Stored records

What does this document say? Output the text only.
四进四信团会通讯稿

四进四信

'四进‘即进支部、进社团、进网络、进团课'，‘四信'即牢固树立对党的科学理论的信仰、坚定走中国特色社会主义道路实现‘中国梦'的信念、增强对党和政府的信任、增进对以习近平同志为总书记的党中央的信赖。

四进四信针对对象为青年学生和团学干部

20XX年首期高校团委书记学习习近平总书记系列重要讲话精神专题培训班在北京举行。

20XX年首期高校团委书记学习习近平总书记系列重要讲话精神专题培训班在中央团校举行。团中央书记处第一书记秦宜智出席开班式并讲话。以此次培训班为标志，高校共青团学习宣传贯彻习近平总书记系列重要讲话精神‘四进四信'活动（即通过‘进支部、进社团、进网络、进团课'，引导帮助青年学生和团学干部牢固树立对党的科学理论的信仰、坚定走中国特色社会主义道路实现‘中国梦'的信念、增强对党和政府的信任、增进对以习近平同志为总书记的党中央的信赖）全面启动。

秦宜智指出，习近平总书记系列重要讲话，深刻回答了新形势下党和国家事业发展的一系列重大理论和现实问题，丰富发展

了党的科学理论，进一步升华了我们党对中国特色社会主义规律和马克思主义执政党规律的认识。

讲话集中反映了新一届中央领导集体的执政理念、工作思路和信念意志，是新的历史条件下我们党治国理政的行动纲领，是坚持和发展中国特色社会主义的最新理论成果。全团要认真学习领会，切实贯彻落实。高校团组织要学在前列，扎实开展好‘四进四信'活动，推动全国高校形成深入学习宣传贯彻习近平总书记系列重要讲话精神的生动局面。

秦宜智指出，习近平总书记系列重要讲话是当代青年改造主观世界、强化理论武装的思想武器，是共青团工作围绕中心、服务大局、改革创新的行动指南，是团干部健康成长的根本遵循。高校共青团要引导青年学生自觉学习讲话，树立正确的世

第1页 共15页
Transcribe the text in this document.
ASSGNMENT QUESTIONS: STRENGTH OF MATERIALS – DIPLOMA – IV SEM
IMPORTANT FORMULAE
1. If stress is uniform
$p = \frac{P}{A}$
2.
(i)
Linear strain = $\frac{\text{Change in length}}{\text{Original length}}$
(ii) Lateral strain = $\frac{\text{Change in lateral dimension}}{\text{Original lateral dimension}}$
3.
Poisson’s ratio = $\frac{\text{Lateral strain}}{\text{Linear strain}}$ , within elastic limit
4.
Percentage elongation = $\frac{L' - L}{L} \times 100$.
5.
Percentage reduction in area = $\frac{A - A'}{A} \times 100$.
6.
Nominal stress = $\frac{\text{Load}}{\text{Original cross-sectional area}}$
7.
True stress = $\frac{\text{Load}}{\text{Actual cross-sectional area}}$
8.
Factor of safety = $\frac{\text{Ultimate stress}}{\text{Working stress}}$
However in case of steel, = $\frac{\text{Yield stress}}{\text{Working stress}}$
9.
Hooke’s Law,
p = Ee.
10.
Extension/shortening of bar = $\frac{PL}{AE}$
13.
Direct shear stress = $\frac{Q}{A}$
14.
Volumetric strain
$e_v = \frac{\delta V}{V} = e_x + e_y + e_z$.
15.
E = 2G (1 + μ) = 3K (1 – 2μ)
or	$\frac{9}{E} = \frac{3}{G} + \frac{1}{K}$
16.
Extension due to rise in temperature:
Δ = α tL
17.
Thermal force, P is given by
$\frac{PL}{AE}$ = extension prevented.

Short exercise >>
Lines holding the word "增强对党和政府的信任" in the entries above are the ones to pull out. Copy them all.

Solution to the exercise >>
'四进‘即进支部、进社团、进网络、进团课'，‘四信'即牢固树立对党的科学理论的信仰、坚定走中国特色社会主义道路实现‘中国梦'的信念、增强对党和政府的信任、增进对以习近平同志为总书记的党中央的信赖。
20XX年首期高校团委书记学习习近平总书记系列重要讲话精神专题培训班在中央团校举行。团中央书记处第一书记秦宜智出席开班式并讲话。以此次培训班为标志，高校共青团学习宣传贯彻习近平总书记系列重要讲话精神‘四进四信'活动（即通过‘进支部、进社团、进网络、进团课'，引导帮助青年学生和团学干部牢固树立对党的科学理论的信仰、坚定走中国特色社会主义道路实现‘中国梦'的信念、增强对党和政府的信任、增进对以习近平同志为总书记的党中央的信赖）全面启动。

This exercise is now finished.